Problem:
Repeat each entry as written, dropping any picture you find.
## Start Material provided
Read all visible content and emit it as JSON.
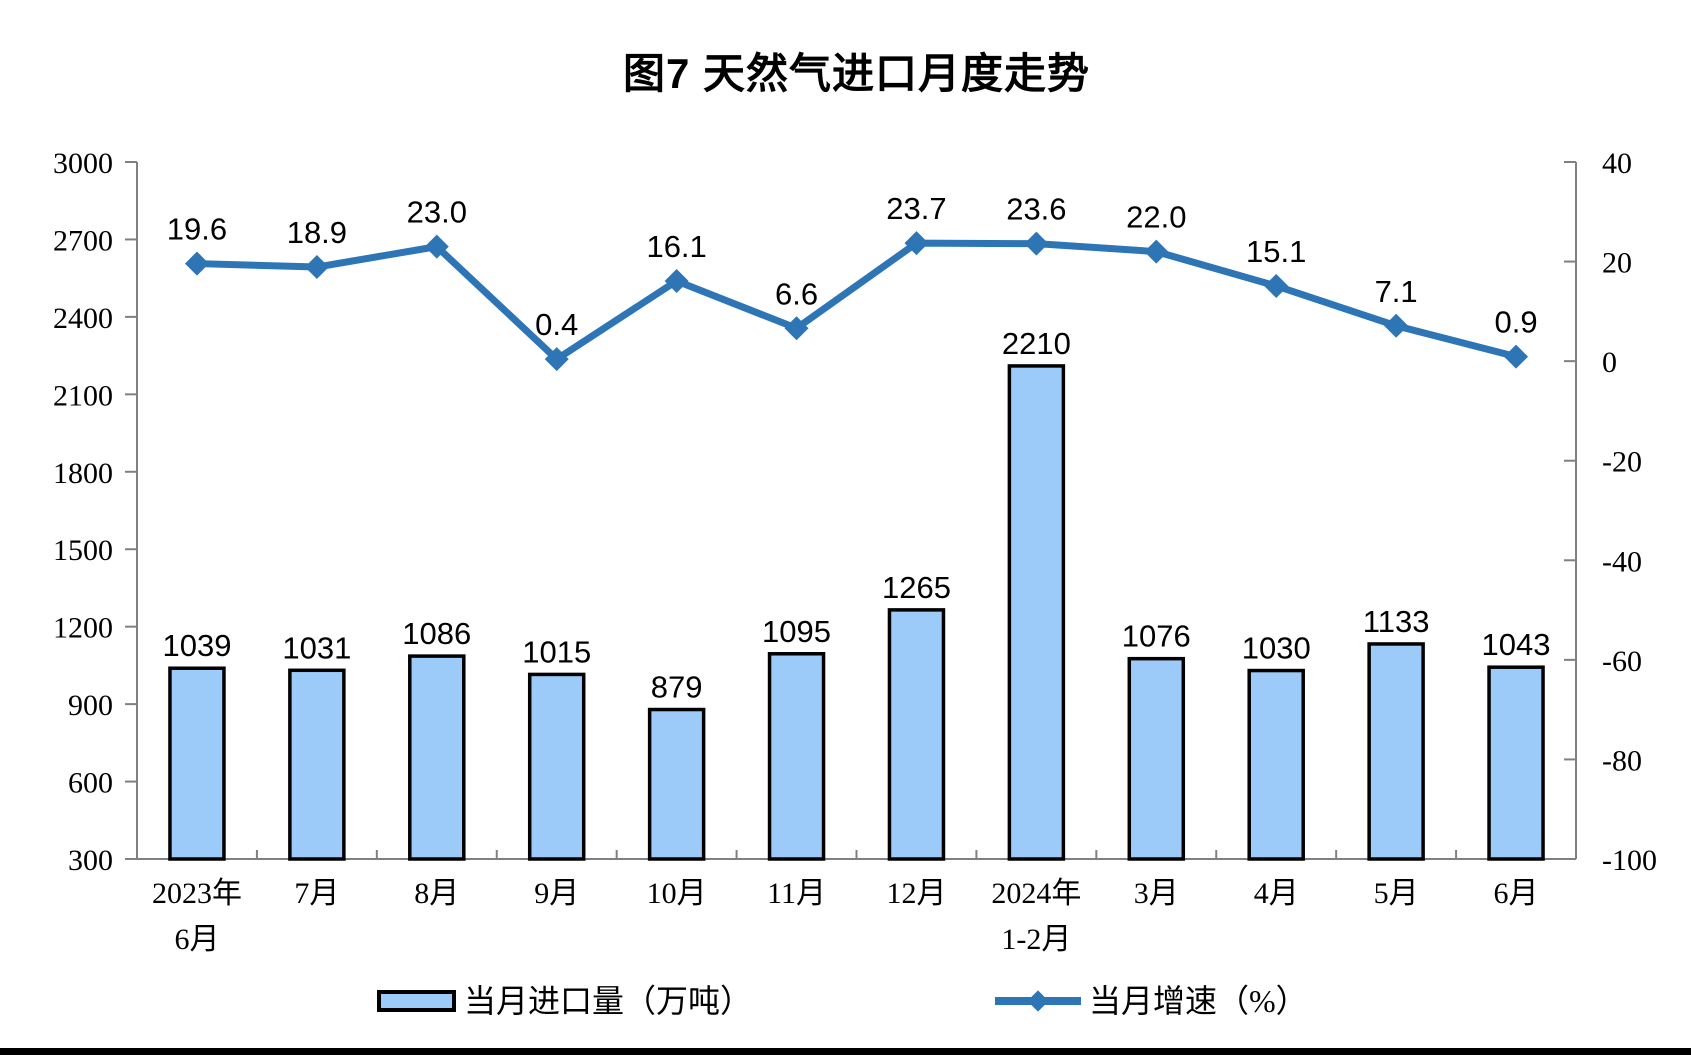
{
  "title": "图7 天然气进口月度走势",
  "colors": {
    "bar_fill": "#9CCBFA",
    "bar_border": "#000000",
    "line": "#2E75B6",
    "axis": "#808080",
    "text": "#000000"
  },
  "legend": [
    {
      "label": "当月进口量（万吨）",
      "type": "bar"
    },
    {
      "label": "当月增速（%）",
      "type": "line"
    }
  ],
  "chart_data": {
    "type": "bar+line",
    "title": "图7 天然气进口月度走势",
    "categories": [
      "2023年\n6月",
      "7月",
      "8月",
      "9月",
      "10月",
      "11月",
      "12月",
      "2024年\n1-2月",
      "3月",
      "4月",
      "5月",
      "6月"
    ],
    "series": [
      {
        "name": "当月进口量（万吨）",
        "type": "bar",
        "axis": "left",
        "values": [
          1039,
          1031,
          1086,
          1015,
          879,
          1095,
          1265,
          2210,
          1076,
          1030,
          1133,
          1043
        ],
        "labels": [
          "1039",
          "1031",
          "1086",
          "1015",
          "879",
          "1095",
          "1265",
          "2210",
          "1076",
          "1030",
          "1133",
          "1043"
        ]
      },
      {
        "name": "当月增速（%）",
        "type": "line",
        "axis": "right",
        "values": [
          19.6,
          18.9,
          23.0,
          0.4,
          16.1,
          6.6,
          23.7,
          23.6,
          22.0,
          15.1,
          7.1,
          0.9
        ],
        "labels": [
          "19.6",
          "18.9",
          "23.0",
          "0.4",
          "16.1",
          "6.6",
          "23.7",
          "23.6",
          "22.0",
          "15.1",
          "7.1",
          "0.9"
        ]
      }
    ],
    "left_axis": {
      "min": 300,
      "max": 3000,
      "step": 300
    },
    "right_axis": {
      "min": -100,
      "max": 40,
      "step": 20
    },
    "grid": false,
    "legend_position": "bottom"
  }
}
## End Material provided
Task response:
Read all visible content and emit it as JSON.
{
  "title": "图7 天然气进口月度走势",
  "colors": {
    "bar_fill": "#9CCBFA",
    "bar_border": "#000000",
    "line": "#2E75B6",
    "axis": "#808080",
    "text": "#000000"
  },
  "legend": [
    {
      "label": "当月进口量（万吨）",
      "type": "bar"
    },
    {
      "label": "当月增速（%）",
      "type": "line"
    }
  ],
  "chart_data": {
    "type": "bar+line",
    "title": "图7 天然气进口月度走势",
    "categories": [
      "2023年\n6月",
      "7月",
      "8月",
      "9月",
      "10月",
      "11月",
      "12月",
      "2024年\n1-2月",
      "3月",
      "4月",
      "5月",
      "6月"
    ],
    "series": [
      {
        "name": "当月进口量（万吨）",
        "type": "bar",
        "axis": "left",
        "values": [
          1039,
          1031,
          1086,
          1015,
          879,
          1095,
          1265,
          2210,
          1076,
          1030,
          1133,
          1043
        ],
        "labels": [
          "1039",
          "1031",
          "1086",
          "1015",
          "879",
          "1095",
          "1265",
          "2210",
          "1076",
          "1030",
          "1133",
          "1043"
        ]
      },
      {
        "name": "当月增速（%）",
        "type": "line",
        "axis": "right",
        "values": [
          19.6,
          18.9,
          23.0,
          0.4,
          16.1,
          6.6,
          23.7,
          23.6,
          22.0,
          15.1,
          7.1,
          0.9
        ],
        "labels": [
          "19.6",
          "18.9",
          "23.0",
          "0.4",
          "16.1",
          "6.6",
          "23.7",
          "23.6",
          "22.0",
          "15.1",
          "7.1",
          "0.9"
        ]
      }
    ],
    "left_axis": {
      "min": 300,
      "max": 3000,
      "step": 300
    },
    "right_axis": {
      "min": -100,
      "max": 40,
      "step": 20
    },
    "grid": false,
    "legend_position": "bottom"
  }
}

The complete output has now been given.